Do this: Comb the records below for the string "text" and copy each line where it turns up.

****************

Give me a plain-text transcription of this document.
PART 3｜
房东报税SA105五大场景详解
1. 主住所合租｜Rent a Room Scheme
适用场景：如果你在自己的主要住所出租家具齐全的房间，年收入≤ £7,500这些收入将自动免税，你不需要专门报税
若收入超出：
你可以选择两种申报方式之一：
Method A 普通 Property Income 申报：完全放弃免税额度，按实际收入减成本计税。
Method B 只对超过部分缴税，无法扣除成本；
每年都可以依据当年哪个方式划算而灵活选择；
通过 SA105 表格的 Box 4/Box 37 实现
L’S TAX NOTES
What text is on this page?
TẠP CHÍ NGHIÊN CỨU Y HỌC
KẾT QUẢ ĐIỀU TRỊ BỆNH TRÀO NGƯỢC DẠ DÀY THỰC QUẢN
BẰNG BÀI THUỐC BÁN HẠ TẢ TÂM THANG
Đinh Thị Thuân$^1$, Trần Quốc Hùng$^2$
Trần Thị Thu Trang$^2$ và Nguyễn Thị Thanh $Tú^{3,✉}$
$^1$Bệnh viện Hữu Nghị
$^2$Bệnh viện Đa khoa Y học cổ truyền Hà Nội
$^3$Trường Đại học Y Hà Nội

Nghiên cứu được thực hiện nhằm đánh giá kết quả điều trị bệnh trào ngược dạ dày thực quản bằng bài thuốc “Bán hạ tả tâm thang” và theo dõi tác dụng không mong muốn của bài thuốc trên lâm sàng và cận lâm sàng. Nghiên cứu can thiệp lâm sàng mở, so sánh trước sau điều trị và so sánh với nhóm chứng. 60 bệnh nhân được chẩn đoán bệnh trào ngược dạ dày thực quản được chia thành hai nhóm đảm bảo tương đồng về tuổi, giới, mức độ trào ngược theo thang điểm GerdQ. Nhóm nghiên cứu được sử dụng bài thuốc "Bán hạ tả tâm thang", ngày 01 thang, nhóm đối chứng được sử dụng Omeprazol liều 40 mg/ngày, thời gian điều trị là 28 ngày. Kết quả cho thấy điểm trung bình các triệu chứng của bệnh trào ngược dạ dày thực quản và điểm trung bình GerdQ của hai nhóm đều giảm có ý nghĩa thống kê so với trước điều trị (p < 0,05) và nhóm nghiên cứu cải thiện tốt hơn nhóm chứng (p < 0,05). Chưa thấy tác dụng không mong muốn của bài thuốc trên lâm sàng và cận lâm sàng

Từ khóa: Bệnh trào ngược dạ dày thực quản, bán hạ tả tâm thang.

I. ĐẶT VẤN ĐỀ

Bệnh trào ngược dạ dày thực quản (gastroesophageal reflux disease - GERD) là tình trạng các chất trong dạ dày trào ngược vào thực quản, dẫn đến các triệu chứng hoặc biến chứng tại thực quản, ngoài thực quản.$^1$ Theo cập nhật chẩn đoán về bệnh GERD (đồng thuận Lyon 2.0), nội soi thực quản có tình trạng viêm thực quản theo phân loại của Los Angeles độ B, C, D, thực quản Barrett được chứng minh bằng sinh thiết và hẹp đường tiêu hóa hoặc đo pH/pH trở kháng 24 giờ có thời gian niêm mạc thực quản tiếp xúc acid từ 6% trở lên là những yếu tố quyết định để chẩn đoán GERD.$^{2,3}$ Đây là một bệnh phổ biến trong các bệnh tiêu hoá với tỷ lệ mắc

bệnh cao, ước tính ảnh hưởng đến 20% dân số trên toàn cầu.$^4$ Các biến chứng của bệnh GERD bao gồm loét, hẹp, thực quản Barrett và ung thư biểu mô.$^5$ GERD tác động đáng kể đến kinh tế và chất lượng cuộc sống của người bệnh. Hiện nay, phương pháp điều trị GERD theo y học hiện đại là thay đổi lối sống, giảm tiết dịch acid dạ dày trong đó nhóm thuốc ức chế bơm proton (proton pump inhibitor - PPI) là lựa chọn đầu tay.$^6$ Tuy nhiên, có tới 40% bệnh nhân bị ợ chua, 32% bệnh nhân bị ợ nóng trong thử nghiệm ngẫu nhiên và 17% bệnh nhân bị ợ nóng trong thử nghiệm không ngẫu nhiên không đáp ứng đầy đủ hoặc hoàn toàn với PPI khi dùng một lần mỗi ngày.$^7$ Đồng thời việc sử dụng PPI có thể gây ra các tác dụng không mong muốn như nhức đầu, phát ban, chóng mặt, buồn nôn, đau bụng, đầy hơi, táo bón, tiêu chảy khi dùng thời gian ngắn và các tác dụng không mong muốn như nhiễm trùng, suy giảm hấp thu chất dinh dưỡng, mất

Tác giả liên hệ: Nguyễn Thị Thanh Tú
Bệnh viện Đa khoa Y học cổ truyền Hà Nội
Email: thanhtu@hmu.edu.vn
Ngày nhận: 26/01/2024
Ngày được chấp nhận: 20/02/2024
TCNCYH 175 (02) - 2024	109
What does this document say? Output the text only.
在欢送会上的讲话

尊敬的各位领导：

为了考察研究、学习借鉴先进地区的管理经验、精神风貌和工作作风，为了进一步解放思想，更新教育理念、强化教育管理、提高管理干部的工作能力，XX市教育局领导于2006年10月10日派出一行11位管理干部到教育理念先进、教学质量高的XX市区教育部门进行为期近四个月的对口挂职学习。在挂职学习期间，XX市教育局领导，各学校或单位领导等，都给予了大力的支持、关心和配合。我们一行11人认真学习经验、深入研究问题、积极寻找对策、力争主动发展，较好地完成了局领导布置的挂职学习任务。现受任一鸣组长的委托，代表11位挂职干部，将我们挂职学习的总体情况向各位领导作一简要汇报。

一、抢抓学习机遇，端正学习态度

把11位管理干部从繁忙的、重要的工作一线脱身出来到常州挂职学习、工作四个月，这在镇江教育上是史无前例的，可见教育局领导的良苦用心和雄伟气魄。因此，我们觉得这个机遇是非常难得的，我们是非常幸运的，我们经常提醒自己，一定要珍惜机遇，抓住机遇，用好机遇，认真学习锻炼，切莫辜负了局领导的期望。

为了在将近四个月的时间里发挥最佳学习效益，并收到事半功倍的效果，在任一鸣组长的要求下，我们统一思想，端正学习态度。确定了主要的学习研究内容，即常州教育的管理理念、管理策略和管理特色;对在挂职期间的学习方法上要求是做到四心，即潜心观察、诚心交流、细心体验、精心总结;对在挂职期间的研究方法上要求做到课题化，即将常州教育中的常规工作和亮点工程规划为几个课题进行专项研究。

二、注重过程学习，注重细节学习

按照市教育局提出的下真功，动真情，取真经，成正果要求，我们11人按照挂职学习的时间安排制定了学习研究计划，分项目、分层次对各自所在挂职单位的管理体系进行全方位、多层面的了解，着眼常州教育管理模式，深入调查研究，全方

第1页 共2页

****************

Solution:
Give me a plain-text transcription of this document.
What text is on this page?
What does this document say? Output the text only.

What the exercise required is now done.